>> Start Entries supplied

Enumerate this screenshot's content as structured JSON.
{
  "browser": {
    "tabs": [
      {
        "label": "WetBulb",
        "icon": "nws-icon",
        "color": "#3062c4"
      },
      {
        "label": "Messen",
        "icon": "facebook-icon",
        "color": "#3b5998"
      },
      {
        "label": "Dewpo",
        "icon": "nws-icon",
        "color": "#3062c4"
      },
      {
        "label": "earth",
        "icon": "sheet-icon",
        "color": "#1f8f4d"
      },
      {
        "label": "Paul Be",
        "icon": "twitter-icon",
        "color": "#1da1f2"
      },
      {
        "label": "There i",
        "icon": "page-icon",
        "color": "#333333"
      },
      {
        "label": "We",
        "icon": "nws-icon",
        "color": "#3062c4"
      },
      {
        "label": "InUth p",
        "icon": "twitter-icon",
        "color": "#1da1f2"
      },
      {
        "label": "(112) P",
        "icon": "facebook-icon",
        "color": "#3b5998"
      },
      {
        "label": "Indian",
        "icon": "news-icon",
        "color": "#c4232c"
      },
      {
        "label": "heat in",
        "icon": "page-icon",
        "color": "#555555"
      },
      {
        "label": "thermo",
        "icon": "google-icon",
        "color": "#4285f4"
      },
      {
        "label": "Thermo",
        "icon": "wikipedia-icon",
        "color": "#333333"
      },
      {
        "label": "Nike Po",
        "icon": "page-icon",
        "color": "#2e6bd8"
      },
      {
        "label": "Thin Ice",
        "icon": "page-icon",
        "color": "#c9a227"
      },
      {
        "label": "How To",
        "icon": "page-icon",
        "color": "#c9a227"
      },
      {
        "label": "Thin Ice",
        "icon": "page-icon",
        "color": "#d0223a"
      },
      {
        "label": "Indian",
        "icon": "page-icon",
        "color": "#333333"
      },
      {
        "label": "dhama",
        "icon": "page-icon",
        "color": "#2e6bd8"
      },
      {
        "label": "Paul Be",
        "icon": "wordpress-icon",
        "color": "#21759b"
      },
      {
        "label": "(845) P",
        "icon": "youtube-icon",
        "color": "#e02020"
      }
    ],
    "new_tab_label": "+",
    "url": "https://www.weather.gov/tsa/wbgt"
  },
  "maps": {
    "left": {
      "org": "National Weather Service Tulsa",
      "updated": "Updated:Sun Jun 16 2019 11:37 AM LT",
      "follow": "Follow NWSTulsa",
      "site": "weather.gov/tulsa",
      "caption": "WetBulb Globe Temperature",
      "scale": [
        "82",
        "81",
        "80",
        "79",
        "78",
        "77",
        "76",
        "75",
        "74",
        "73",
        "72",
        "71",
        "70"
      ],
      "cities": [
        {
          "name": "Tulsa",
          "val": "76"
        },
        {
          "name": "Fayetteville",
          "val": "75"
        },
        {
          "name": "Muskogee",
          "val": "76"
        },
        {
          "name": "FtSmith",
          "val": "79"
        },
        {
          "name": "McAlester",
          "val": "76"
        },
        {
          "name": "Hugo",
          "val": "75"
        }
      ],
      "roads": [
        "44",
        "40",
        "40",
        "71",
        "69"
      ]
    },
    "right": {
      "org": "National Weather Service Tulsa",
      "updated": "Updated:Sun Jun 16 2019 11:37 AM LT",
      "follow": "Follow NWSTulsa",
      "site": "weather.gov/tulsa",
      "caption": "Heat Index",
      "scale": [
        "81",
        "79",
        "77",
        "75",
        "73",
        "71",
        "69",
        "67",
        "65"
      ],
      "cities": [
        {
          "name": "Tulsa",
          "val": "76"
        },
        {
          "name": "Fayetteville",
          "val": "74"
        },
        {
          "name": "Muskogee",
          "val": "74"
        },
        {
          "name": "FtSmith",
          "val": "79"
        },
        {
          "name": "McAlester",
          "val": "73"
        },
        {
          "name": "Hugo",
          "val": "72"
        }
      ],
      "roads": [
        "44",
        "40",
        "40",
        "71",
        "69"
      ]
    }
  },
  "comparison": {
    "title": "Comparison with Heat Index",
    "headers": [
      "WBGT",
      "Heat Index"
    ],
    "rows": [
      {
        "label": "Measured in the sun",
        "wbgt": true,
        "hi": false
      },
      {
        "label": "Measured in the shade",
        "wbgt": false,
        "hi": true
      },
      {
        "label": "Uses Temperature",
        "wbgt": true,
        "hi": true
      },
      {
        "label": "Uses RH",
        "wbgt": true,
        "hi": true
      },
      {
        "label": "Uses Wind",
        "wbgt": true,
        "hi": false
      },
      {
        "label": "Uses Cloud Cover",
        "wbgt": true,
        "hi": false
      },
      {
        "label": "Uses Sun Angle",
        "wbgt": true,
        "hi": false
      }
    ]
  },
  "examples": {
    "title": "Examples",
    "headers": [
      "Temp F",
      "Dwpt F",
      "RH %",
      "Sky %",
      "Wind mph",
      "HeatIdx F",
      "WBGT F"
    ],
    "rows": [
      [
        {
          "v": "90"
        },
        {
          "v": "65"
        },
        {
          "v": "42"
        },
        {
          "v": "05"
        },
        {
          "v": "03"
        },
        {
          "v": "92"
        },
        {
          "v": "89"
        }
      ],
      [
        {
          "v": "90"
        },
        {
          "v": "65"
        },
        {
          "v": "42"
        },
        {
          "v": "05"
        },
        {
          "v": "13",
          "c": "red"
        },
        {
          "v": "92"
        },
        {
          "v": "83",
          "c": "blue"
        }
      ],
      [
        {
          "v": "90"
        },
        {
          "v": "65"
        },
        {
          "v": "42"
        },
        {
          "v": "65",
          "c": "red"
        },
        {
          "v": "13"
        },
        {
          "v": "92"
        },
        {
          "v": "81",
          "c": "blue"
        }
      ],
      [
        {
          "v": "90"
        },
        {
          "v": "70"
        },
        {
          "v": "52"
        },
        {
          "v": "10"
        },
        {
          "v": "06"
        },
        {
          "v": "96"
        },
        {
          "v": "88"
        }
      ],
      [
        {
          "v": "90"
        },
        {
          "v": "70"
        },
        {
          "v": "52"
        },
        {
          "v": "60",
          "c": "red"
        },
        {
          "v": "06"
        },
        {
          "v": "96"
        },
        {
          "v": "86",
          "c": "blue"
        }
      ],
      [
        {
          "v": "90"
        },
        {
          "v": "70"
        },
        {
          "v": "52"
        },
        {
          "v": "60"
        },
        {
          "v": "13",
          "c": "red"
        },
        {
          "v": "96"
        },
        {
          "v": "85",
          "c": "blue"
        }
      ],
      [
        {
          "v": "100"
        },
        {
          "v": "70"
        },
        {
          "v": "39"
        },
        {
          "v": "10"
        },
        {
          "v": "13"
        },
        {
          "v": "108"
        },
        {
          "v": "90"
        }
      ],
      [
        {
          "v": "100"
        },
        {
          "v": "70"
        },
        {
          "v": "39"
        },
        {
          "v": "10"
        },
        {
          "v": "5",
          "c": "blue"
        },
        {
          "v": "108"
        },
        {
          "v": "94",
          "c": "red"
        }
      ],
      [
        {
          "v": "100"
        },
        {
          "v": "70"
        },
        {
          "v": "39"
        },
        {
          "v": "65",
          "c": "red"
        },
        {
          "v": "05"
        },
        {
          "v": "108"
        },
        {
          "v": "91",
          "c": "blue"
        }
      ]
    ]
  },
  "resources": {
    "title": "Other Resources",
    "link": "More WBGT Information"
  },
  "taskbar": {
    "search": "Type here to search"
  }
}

>> End Entries supplied

Quote all the records exactly, please, leaving none out.

## Solution below
Enumerate this screenshot's content as structured JSON.
{
  "browser": {
    "tabs": [
      {
        "label": "WetBulb",
        "icon": "nws-icon",
        "color": "#3062c4"
      },
      {
        "label": "Messen",
        "icon": "facebook-icon",
        "color": "#3b5998"
      },
      {
        "label": "Dewpo",
        "icon": "nws-icon",
        "color": "#3062c4"
      },
      {
        "label": "earth",
        "icon": "sheet-icon",
        "color": "#1f8f4d"
      },
      {
        "label": "Paul Be",
        "icon": "twitter-icon",
        "color": "#1da1f2"
      },
      {
        "label": "There i",
        "icon": "page-icon",
        "color": "#333333"
      },
      {
        "label": "We",
        "icon": "nws-icon",
        "color": "#3062c4"
      },
      {
        "label": "InUth p",
        "icon": "twitter-icon",
        "color": "#1da1f2"
      },
      {
        "label": "(112) P",
        "icon": "facebook-icon",
        "color": "#3b5998"
      },
      {
        "label": "Indian",
        "icon": "news-icon",
        "color": "#c4232c"
      },
      {
        "label": "heat in",
        "icon": "page-icon",
        "color": "#555555"
      },
      {
        "label": "thermo",
        "icon": "google-icon",
        "color": "#4285f4"
      },
      {
        "label": "Thermo",
        "icon": "wikipedia-icon",
        "color": "#333333"
      },
      {
        "label": "Nike Po",
        "icon": "page-icon",
        "color": "#2e6bd8"
      },
      {
        "label": "Thin Ice",
        "icon": "page-icon",
        "color": "#c9a227"
      },
      {
        "label": "How To",
        "icon": "page-icon",
        "color": "#c9a227"
      },
      {
        "label": "Thin Ice",
        "icon": "page-icon",
        "color": "#d0223a"
      },
      {
        "label": "Indian",
        "icon": "page-icon",
        "color": "#333333"
      },
      {
        "label": "dhama",
        "icon": "page-icon",
        "color": "#2e6bd8"
      },
      {
        "label": "Paul Be",
        "icon": "wordpress-icon",
        "color": "#21759b"
      },
      {
        "label": "(845) P",
        "icon": "youtube-icon",
        "color": "#e02020"
      }
    ],
    "new_tab_label": "+",
    "url": "https://www.weather.gov/tsa/wbgt"
  },
  "maps": {
    "left": {
      "org": "National Weather Service Tulsa",
      "updated": "Updated:Sun Jun 16 2019 11:37 AM LT",
      "follow": "Follow NWSTulsa",
      "site": "weather.gov/tulsa",
      "caption": "WetBulb Globe Temperature",
      "scale": [
        "82",
        "81",
        "80",
        "79",
        "78",
        "77",
        "76",
        "75",
        "74",
        "73",
        "72",
        "71",
        "70"
      ],
      "cities": [
        {
          "name": "Tulsa",
          "val": "76"
        },
        {
          "name": "Fayetteville",
          "val": "75"
        },
        {
          "name": "Muskogee",
          "val": "76"
        },
        {
          "name": "FtSmith",
          "val": "79"
        },
        {
          "name": "McAlester",
          "val": "76"
        },
        {
          "name": "Hugo",
          "val": "75"
        }
      ],
      "roads": [
        "44",
        "40",
        "40",
        "71",
        "69"
      ]
    },
    "right": {
      "org": "National Weather Service Tulsa",
      "updated": "Updated:Sun Jun 16 2019 11:37 AM LT",
      "follow": "Follow NWSTulsa",
      "site": "weather.gov/tulsa",
      "caption": "Heat Index",
      "scale": [
        "81",
        "79",
        "77",
        "75",
        "73",
        "71",
        "69",
        "67",
        "65"
      ],
      "cities": [
        {
          "name": "Tulsa",
          "val": "76"
        },
        {
          "name": "Fayetteville",
          "val": "74"
        },
        {
          "name": "Muskogee",
          "val": "74"
        },
        {
          "name": "FtSmith",
          "val": "79"
        },
        {
          "name": "McAlester",
          "val": "73"
        },
        {
          "name": "Hugo",
          "val": "72"
        }
      ],
      "roads": [
        "44",
        "40",
        "40",
        "71",
        "69"
      ]
    }
  },
  "comparison": {
    "title": "Comparison with Heat Index",
    "headers": [
      "WBGT",
      "Heat Index"
    ],
    "rows": [
      {
        "label": "Measured in the sun",
        "wbgt": true,
        "hi": false
      },
      {
        "label": "Measured in the shade",
        "wbgt": false,
        "hi": true
      },
      {
        "label": "Uses Temperature",
        "wbgt": true,
        "hi": true
      },
      {
        "label": "Uses RH",
        "wbgt": true,
        "hi": true
      },
      {
        "label": "Uses Wind",
        "wbgt": true,
        "hi": false
      },
      {
        "label": "Uses Cloud Cover",
        "wbgt": true,
        "hi": false
      },
      {
        "label": "Uses Sun Angle",
        "wbgt": true,
        "hi": false
      }
    ]
  },
  "examples": {
    "title": "Examples",
    "headers": [
      "Temp F",
      "Dwpt F",
      "RH %",
      "Sky %",
      "Wind mph",
      "HeatIdx F",
      "WBGT F"
    ],
    "rows": [
      [
        {
          "v": "90"
        },
        {
          "v": "65"
        },
        {
          "v": "42"
        },
        {
          "v": "05"
        },
        {
          "v": "03"
        },
        {
          "v": "92"
        },
        {
          "v": "89"
        }
      ],
      [
        {
          "v": "90"
        },
        {
          "v": "65"
        },
        {
          "v": "42"
        },
        {
          "v": "05"
        },
        {
          "v": "13",
          "c": "red"
        },
        {
          "v": "92"
        },
        {
          "v": "83",
          "c": "blue"
        }
      ],
      [
        {
          "v": "90"
        },
        {
          "v": "65"
        },
        {
          "v": "42"
        },
        {
          "v": "65",
          "c": "red"
        },
        {
          "v": "13"
        },
        {
          "v": "92"
        },
        {
          "v": "81",
          "c": "blue"
        }
      ],
      [
        {
          "v": "90"
        },
        {
          "v": "70"
        },
        {
          "v": "52"
        },
        {
          "v": "10"
        },
        {
          "v": "06"
        },
        {
          "v": "96"
        },
        {
          "v": "88"
        }
      ],
      [
        {
          "v": "90"
        },
        {
          "v": "70"
        },
        {
          "v": "52"
        },
        {
          "v": "60",
          "c": "red"
        },
        {
          "v": "06"
        },
        {
          "v": "96"
        },
        {
          "v": "86",
          "c": "blue"
        }
      ],
      [
        {
          "v": "90"
        },
        {
          "v": "70"
        },
        {
          "v": "52"
        },
        {
          "v": "60"
        },
        {
          "v": "13",
          "c": "red"
        },
        {
          "v": "96"
        },
        {
          "v": "85",
          "c": "blue"
        }
      ],
      [
        {
          "v": "100"
        },
        {
          "v": "70"
        },
        {
          "v": "39"
        },
        {
          "v": "10"
        },
        {
          "v": "13"
        },
        {
          "v": "108"
        },
        {
          "v": "90"
        }
      ],
      [
        {
          "v": "100"
        },
        {
          "v": "70"
        },
        {
          "v": "39"
        },
        {
          "v": "10"
        },
        {
          "v": "5",
          "c": "blue"
        },
        {
          "v": "108"
        },
        {
          "v": "94",
          "c": "red"
        }
      ],
      [
        {
          "v": "100"
        },
        {
          "v": "70"
        },
        {
          "v": "39"
        },
        {
          "v": "65",
          "c": "red"
        },
        {
          "v": "05"
        },
        {
          "v": "108"
        },
        {
          "v": "91",
          "c": "blue"
        }
      ]
    ]
  },
  "resources": {
    "title": "Other Resources",
    "link": "More WBGT Information"
  },
  "taskbar": {
    "search": "Type here to search"
  }
}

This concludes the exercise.